From the entries below, list each line with "nublado".

● **Data shown**:
* * * * *
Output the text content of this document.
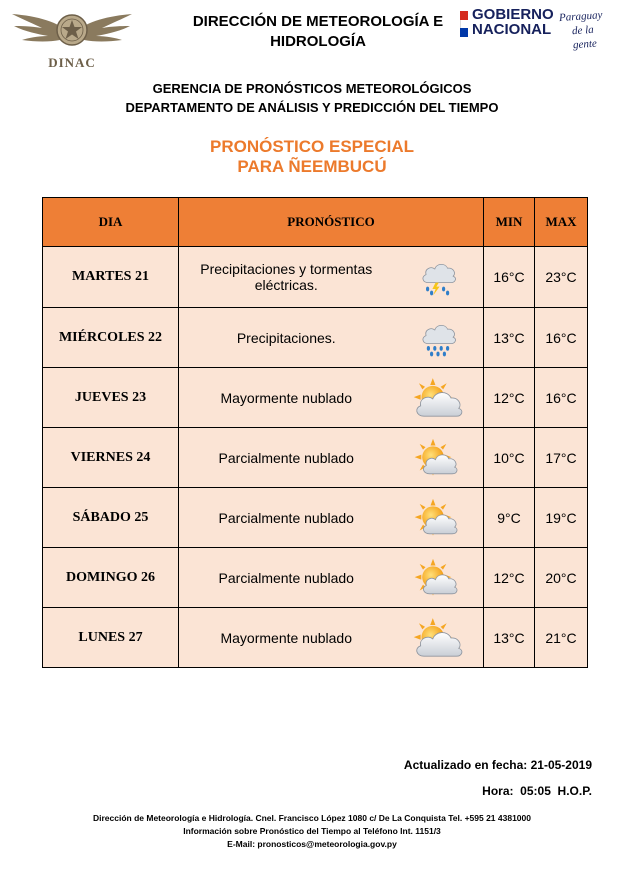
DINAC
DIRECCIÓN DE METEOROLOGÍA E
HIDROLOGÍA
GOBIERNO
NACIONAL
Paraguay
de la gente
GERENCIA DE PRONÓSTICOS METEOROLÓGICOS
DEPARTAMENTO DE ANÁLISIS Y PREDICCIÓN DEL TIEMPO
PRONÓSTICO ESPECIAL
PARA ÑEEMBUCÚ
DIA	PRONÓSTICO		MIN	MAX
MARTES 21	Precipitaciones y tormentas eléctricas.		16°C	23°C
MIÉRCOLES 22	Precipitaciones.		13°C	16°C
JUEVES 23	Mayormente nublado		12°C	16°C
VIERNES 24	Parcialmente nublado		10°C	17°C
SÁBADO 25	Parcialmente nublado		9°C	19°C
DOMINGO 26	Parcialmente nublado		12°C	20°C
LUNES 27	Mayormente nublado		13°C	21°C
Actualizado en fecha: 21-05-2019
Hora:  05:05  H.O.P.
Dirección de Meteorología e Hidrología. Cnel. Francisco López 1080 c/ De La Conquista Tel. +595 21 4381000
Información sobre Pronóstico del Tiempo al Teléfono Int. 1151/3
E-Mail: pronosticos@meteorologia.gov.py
* * * * *
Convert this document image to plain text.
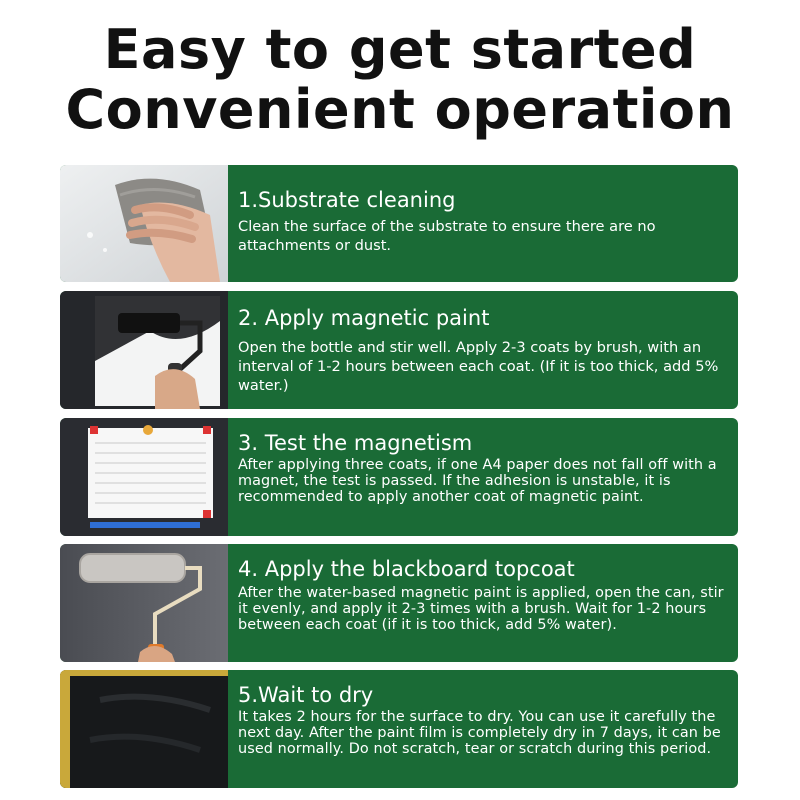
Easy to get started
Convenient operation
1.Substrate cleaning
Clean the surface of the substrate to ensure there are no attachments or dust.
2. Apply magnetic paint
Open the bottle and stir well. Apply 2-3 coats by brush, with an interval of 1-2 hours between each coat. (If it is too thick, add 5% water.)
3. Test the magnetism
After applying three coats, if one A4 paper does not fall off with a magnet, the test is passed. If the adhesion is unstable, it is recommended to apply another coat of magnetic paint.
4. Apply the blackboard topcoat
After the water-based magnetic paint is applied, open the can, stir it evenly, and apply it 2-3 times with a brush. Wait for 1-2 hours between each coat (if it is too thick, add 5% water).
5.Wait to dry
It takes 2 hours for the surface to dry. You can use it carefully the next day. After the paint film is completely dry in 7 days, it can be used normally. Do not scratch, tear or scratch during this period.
* * * * *
● **Full solution**:
JUEVES 23	Mayormente nublado		12°C	16°C
VIERNES 24	Parcialmente nublado		10°C	17°C
SÁBADO 25	Parcialmente nublado		9°C	19°C
DOMINGO 26	Parcialmente nublado		12°C	20°C
LUNES 27	Mayormente nublado		13°C	21°C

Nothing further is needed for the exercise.